| A block of data |
· · ·
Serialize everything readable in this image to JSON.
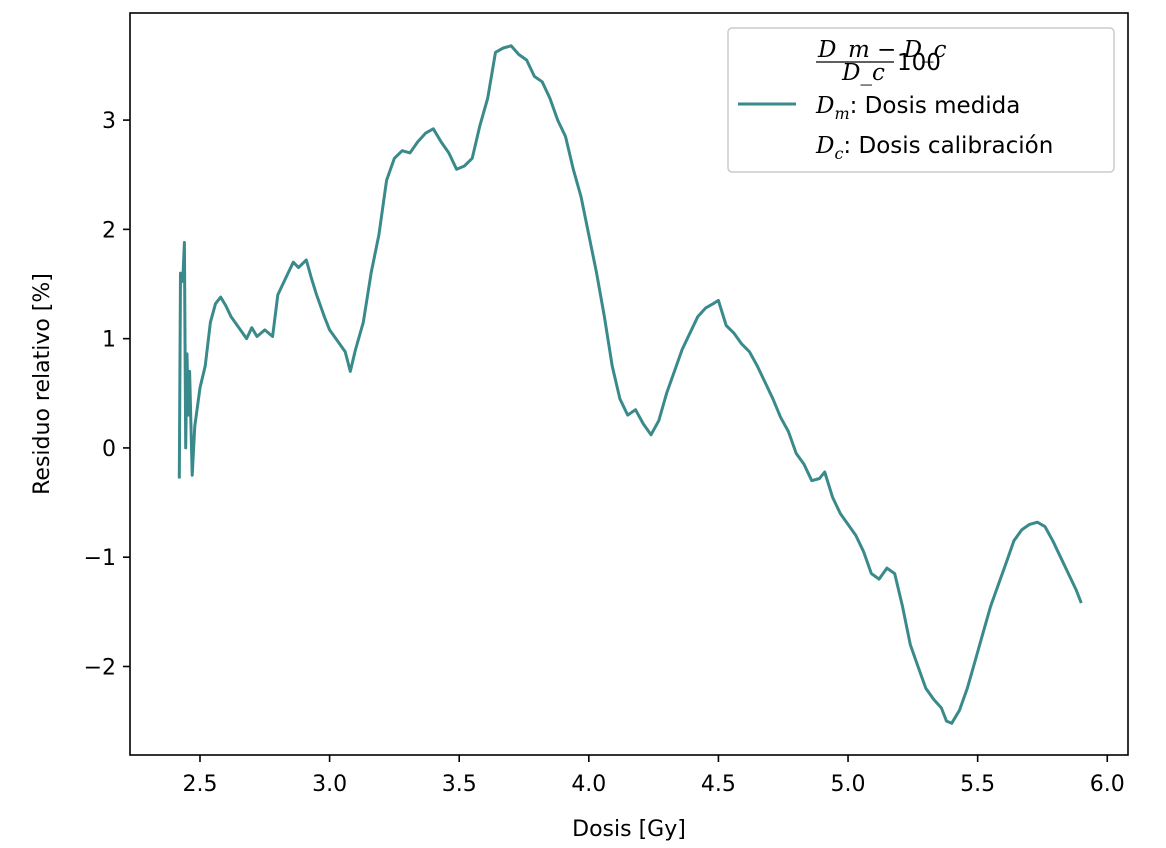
{
  "chart_data": {
    "type": "line",
    "title": "",
    "xlabel": "Dosis [Gy]",
    "ylabel": "Residuo relativo [%]",
    "xlim": [
      2.23,
      6.08
    ],
    "ylim": [
      -2.81,
      3.98
    ],
    "x_ticks": [
      2.5,
      3.0,
      3.5,
      4.0,
      4.5,
      5.0,
      5.5,
      6.0
    ],
    "x_tick_labels": [
      "2.5",
      "3.0",
      "3.5",
      "4.0",
      "4.5",
      "5.0",
      "5.5",
      "6.0"
    ],
    "y_ticks": [
      -2,
      -1,
      0,
      1,
      2,
      3
    ],
    "y_tick_labels": [
      "−2",
      "−1",
      "0",
      "1",
      "2",
      "3"
    ],
    "grid": false,
    "legend": {
      "placement": "top-right",
      "formula_numerator": "D_m − D_c",
      "formula_denominator": "D_c",
      "formula_factor": "100",
      "line1_symbol": "D",
      "line1_sub": "m",
      "line1_text": ": Dosis medida",
      "line2_symbol": "D",
      "line2_sub": "c",
      "line2_text": ": Dosis calibración"
    },
    "series": [
      {
        "color": "#3a8a8c",
        "points": [
          [
            2.42,
            -0.28
          ],
          [
            2.425,
            1.6
          ],
          [
            2.43,
            1.52
          ],
          [
            2.435,
            1.6
          ],
          [
            2.44,
            1.88
          ],
          [
            2.445,
            0.0
          ],
          [
            2.45,
            0.86
          ],
          [
            2.455,
            0.3
          ],
          [
            2.46,
            0.7
          ],
          [
            2.47,
            -0.25
          ],
          [
            2.48,
            0.2
          ],
          [
            2.5,
            0.55
          ],
          [
            2.52,
            0.75
          ],
          [
            2.54,
            1.15
          ],
          [
            2.56,
            1.32
          ],
          [
            2.58,
            1.38
          ],
          [
            2.6,
            1.3
          ],
          [
            2.62,
            1.2
          ],
          [
            2.65,
            1.1
          ],
          [
            2.68,
            1.0
          ],
          [
            2.7,
            1.1
          ],
          [
            2.72,
            1.02
          ],
          [
            2.75,
            1.08
          ],
          [
            2.78,
            1.02
          ],
          [
            2.8,
            1.4
          ],
          [
            2.83,
            1.55
          ],
          [
            2.86,
            1.7
          ],
          [
            2.88,
            1.65
          ],
          [
            2.91,
            1.72
          ],
          [
            2.93,
            1.55
          ],
          [
            2.95,
            1.4
          ],
          [
            2.98,
            1.2
          ],
          [
            3.0,
            1.08
          ],
          [
            3.03,
            0.98
          ],
          [
            3.06,
            0.88
          ],
          [
            3.08,
            0.7
          ],
          [
            3.1,
            0.9
          ],
          [
            3.13,
            1.15
          ],
          [
            3.16,
            1.6
          ],
          [
            3.19,
            1.95
          ],
          [
            3.22,
            2.45
          ],
          [
            3.25,
            2.65
          ],
          [
            3.28,
            2.72
          ],
          [
            3.31,
            2.7
          ],
          [
            3.34,
            2.8
          ],
          [
            3.37,
            2.88
          ],
          [
            3.4,
            2.92
          ],
          [
            3.43,
            2.8
          ],
          [
            3.46,
            2.7
          ],
          [
            3.49,
            2.55
          ],
          [
            3.52,
            2.58
          ],
          [
            3.55,
            2.65
          ],
          [
            3.58,
            2.95
          ],
          [
            3.61,
            3.2
          ],
          [
            3.64,
            3.62
          ],
          [
            3.67,
            3.66
          ],
          [
            3.7,
            3.68
          ],
          [
            3.73,
            3.6
          ],
          [
            3.76,
            3.55
          ],
          [
            3.79,
            3.4
          ],
          [
            3.82,
            3.35
          ],
          [
            3.85,
            3.2
          ],
          [
            3.88,
            3.0
          ],
          [
            3.91,
            2.85
          ],
          [
            3.94,
            2.55
          ],
          [
            3.97,
            2.3
          ],
          [
            4.0,
            1.95
          ],
          [
            4.03,
            1.6
          ],
          [
            4.06,
            1.2
          ],
          [
            4.09,
            0.75
          ],
          [
            4.12,
            0.45
          ],
          [
            4.15,
            0.3
          ],
          [
            4.18,
            0.35
          ],
          [
            4.21,
            0.22
          ],
          [
            4.24,
            0.12
          ],
          [
            4.27,
            0.25
          ],
          [
            4.3,
            0.5
          ],
          [
            4.33,
            0.7
          ],
          [
            4.36,
            0.9
          ],
          [
            4.39,
            1.05
          ],
          [
            4.42,
            1.2
          ],
          [
            4.45,
            1.28
          ],
          [
            4.48,
            1.32
          ],
          [
            4.5,
            1.35
          ],
          [
            4.53,
            1.12
          ],
          [
            4.56,
            1.05
          ],
          [
            4.59,
            0.95
          ],
          [
            4.62,
            0.88
          ],
          [
            4.65,
            0.75
          ],
          [
            4.68,
            0.6
          ],
          [
            4.71,
            0.45
          ],
          [
            4.74,
            0.28
          ],
          [
            4.77,
            0.15
          ],
          [
            4.8,
            -0.05
          ],
          [
            4.83,
            -0.15
          ],
          [
            4.86,
            -0.3
          ],
          [
            4.89,
            -0.28
          ],
          [
            4.91,
            -0.22
          ],
          [
            4.94,
            -0.45
          ],
          [
            4.97,
            -0.6
          ],
          [
            5.0,
            -0.7
          ],
          [
            5.03,
            -0.8
          ],
          [
            5.06,
            -0.95
          ],
          [
            5.09,
            -1.15
          ],
          [
            5.12,
            -1.2
          ],
          [
            5.15,
            -1.1
          ],
          [
            5.18,
            -1.15
          ],
          [
            5.21,
            -1.45
          ],
          [
            5.24,
            -1.8
          ],
          [
            5.27,
            -2.0
          ],
          [
            5.3,
            -2.2
          ],
          [
            5.33,
            -2.3
          ],
          [
            5.36,
            -2.38
          ],
          [
            5.38,
            -2.5
          ],
          [
            5.4,
            -2.52
          ],
          [
            5.43,
            -2.4
          ],
          [
            5.46,
            -2.2
          ],
          [
            5.49,
            -1.95
          ],
          [
            5.52,
            -1.7
          ],
          [
            5.55,
            -1.45
          ],
          [
            5.58,
            -1.25
          ],
          [
            5.61,
            -1.05
          ],
          [
            5.64,
            -0.85
          ],
          [
            5.67,
            -0.75
          ],
          [
            5.7,
            -0.7
          ],
          [
            5.73,
            -0.68
          ],
          [
            5.76,
            -0.72
          ],
          [
            5.79,
            -0.85
          ],
          [
            5.82,
            -1.0
          ],
          [
            5.85,
            -1.15
          ],
          [
            5.88,
            -1.3
          ],
          [
            5.9,
            -1.42
          ]
        ]
      }
    ]
  }
}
· · ·
Output every entry word for word, but omit the pictures.

| TASK OUTPUT |
Serialize everything readable in this image to JSON.
{
  "chart_data": {
    "type": "line",
    "title": "",
    "xlabel": "Dosis [Gy]",
    "ylabel": "Residuo relativo [%]",
    "xlim": [
      2.23,
      6.08
    ],
    "ylim": [
      -2.81,
      3.98
    ],
    "x_ticks": [
      2.5,
      3.0,
      3.5,
      4.0,
      4.5,
      5.0,
      5.5,
      6.0
    ],
    "x_tick_labels": [
      "2.5",
      "3.0",
      "3.5",
      "4.0",
      "4.5",
      "5.0",
      "5.5",
      "6.0"
    ],
    "y_ticks": [
      -2,
      -1,
      0,
      1,
      2,
      3
    ],
    "y_tick_labels": [
      "−2",
      "−1",
      "0",
      "1",
      "2",
      "3"
    ],
    "grid": false,
    "legend": {
      "placement": "top-right",
      "formula_numerator": "D_m − D_c",
      "formula_denominator": "D_c",
      "formula_factor": "100",
      "line1_symbol": "D",
      "line1_sub": "m",
      "line1_text": ": Dosis medida",
      "line2_symbol": "D",
      "line2_sub": "c",
      "line2_text": ": Dosis calibración"
    },
    "series": [
      {
        "color": "#3a8a8c",
        "points": [
          [
            2.42,
            -0.28
          ],
          [
            2.425,
            1.6
          ],
          [
            2.43,
            1.52
          ],
          [
            2.435,
            1.6
          ],
          [
            2.44,
            1.88
          ],
          [
            2.445,
            0.0
          ],
          [
            2.45,
            0.86
          ],
          [
            2.455,
            0.3
          ],
          [
            2.46,
            0.7
          ],
          [
            2.47,
            -0.25
          ],
          [
            2.48,
            0.2
          ],
          [
            2.5,
            0.55
          ],
          [
            2.52,
            0.75
          ],
          [
            2.54,
            1.15
          ],
          [
            2.56,
            1.32
          ],
          [
            2.58,
            1.38
          ],
          [
            2.6,
            1.3
          ],
          [
            2.62,
            1.2
          ],
          [
            2.65,
            1.1
          ],
          [
            2.68,
            1.0
          ],
          [
            2.7,
            1.1
          ],
          [
            2.72,
            1.02
          ],
          [
            2.75,
            1.08
          ],
          [
            2.78,
            1.02
          ],
          [
            2.8,
            1.4
          ],
          [
            2.83,
            1.55
          ],
          [
            2.86,
            1.7
          ],
          [
            2.88,
            1.65
          ],
          [
            2.91,
            1.72
          ],
          [
            2.93,
            1.55
          ],
          [
            2.95,
            1.4
          ],
          [
            2.98,
            1.2
          ],
          [
            3.0,
            1.08
          ],
          [
            3.03,
            0.98
          ],
          [
            3.06,
            0.88
          ],
          [
            3.08,
            0.7
          ],
          [
            3.1,
            0.9
          ],
          [
            3.13,
            1.15
          ],
          [
            3.16,
            1.6
          ],
          [
            3.19,
            1.95
          ],
          [
            3.22,
            2.45
          ],
          [
            3.25,
            2.65
          ],
          [
            3.28,
            2.72
          ],
          [
            3.31,
            2.7
          ],
          [
            3.34,
            2.8
          ],
          [
            3.37,
            2.88
          ],
          [
            3.4,
            2.92
          ],
          [
            3.43,
            2.8
          ],
          [
            3.46,
            2.7
          ],
          [
            3.49,
            2.55
          ],
          [
            3.52,
            2.58
          ],
          [
            3.55,
            2.65
          ],
          [
            3.58,
            2.95
          ],
          [
            3.61,
            3.2
          ],
          [
            3.64,
            3.62
          ],
          [
            3.67,
            3.66
          ],
          [
            3.7,
            3.68
          ],
          [
            3.73,
            3.6
          ],
          [
            3.76,
            3.55
          ],
          [
            3.79,
            3.4
          ],
          [
            3.82,
            3.35
          ],
          [
            3.85,
            3.2
          ],
          [
            3.88,
            3.0
          ],
          [
            3.91,
            2.85
          ],
          [
            3.94,
            2.55
          ],
          [
            3.97,
            2.3
          ],
          [
            4.0,
            1.95
          ],
          [
            4.03,
            1.6
          ],
          [
            4.06,
            1.2
          ],
          [
            4.09,
            0.75
          ],
          [
            4.12,
            0.45
          ],
          [
            4.15,
            0.3
          ],
          [
            4.18,
            0.35
          ],
          [
            4.21,
            0.22
          ],
          [
            4.24,
            0.12
          ],
          [
            4.27,
            0.25
          ],
          [
            4.3,
            0.5
          ],
          [
            4.33,
            0.7
          ],
          [
            4.36,
            0.9
          ],
          [
            4.39,
            1.05
          ],
          [
            4.42,
            1.2
          ],
          [
            4.45,
            1.28
          ],
          [
            4.48,
            1.32
          ],
          [
            4.5,
            1.35
          ],
          [
            4.53,
            1.12
          ],
          [
            4.56,
            1.05
          ],
          [
            4.59,
            0.95
          ],
          [
            4.62,
            0.88
          ],
          [
            4.65,
            0.75
          ],
          [
            4.68,
            0.6
          ],
          [
            4.71,
            0.45
          ],
          [
            4.74,
            0.28
          ],
          [
            4.77,
            0.15
          ],
          [
            4.8,
            -0.05
          ],
          [
            4.83,
            -0.15
          ],
          [
            4.86,
            -0.3
          ],
          [
            4.89,
            -0.28
          ],
          [
            4.91,
            -0.22
          ],
          [
            4.94,
            -0.45
          ],
          [
            4.97,
            -0.6
          ],
          [
            5.0,
            -0.7
          ],
          [
            5.03,
            -0.8
          ],
          [
            5.06,
            -0.95
          ],
          [
            5.09,
            -1.15
          ],
          [
            5.12,
            -1.2
          ],
          [
            5.15,
            -1.1
          ],
          [
            5.18,
            -1.15
          ],
          [
            5.21,
            -1.45
          ],
          [
            5.24,
            -1.8
          ],
          [
            5.27,
            -2.0
          ],
          [
            5.3,
            -2.2
          ],
          [
            5.33,
            -2.3
          ],
          [
            5.36,
            -2.38
          ],
          [
            5.38,
            -2.5
          ],
          [
            5.4,
            -2.52
          ],
          [
            5.43,
            -2.4
          ],
          [
            5.46,
            -2.2
          ],
          [
            5.49,
            -1.95
          ],
          [
            5.52,
            -1.7
          ],
          [
            5.55,
            -1.45
          ],
          [
            5.58,
            -1.25
          ],
          [
            5.61,
            -1.05
          ],
          [
            5.64,
            -0.85
          ],
          [
            5.67,
            -0.75
          ],
          [
            5.7,
            -0.7
          ],
          [
            5.73,
            -0.68
          ],
          [
            5.76,
            -0.72
          ],
          [
            5.79,
            -0.85
          ],
          [
            5.82,
            -1.0
          ],
          [
            5.85,
            -1.15
          ],
          [
            5.88,
            -1.3
          ],
          [
            5.9,
            -1.42
          ]
        ]
      }
    ]
  }
}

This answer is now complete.